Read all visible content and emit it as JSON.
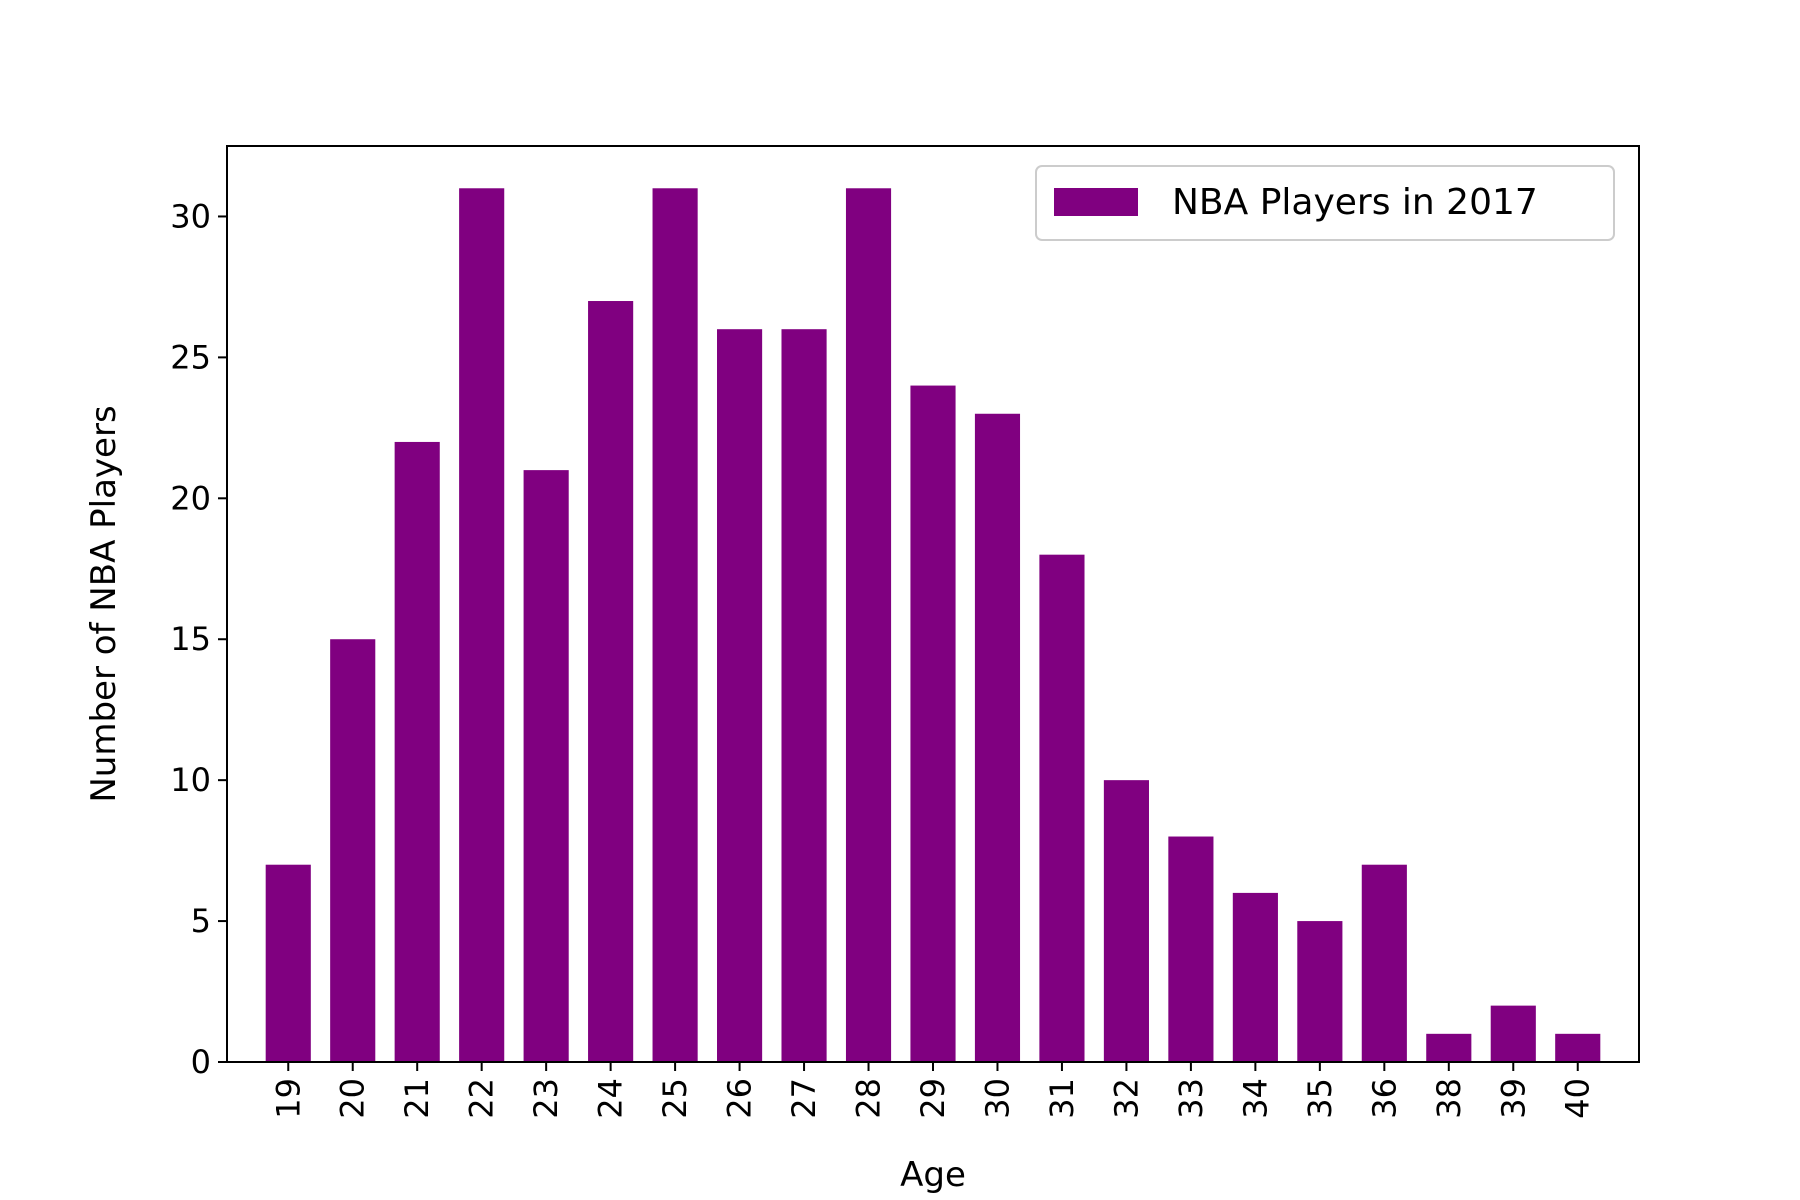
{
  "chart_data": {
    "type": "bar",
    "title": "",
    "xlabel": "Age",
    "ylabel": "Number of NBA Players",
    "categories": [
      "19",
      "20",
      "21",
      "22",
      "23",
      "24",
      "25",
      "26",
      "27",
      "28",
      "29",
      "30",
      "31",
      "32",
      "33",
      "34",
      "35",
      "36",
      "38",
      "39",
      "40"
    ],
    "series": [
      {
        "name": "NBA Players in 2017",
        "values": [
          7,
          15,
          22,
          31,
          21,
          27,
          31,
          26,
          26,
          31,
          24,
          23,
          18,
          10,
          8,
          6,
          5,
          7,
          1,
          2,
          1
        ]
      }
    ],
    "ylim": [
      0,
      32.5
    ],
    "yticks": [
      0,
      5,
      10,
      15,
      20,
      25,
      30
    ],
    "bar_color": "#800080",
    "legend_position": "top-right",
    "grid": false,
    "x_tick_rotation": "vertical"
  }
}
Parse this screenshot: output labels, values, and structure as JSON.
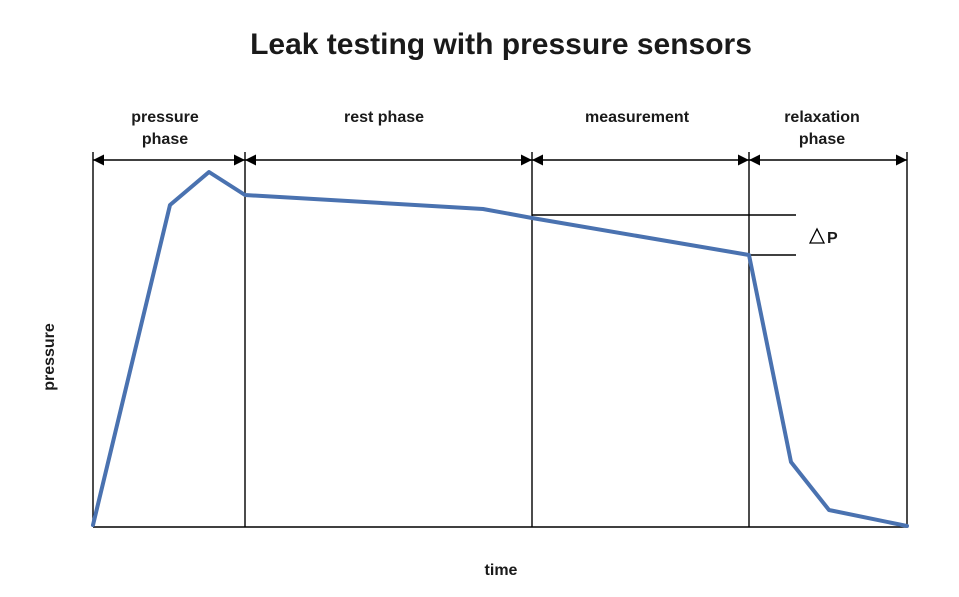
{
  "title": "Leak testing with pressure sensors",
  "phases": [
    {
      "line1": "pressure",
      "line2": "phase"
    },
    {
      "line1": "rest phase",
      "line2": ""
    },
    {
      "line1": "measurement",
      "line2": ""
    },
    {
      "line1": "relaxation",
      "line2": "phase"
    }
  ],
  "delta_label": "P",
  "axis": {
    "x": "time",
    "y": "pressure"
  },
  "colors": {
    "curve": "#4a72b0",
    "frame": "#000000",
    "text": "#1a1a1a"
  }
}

++++

WHAT YOU SHOULD DO: Copy out each line that contains the word "Players".

FINAL ANSWER:
    "ylabel": "Number of NBA Players",
        "name": "NBA Players in 2017",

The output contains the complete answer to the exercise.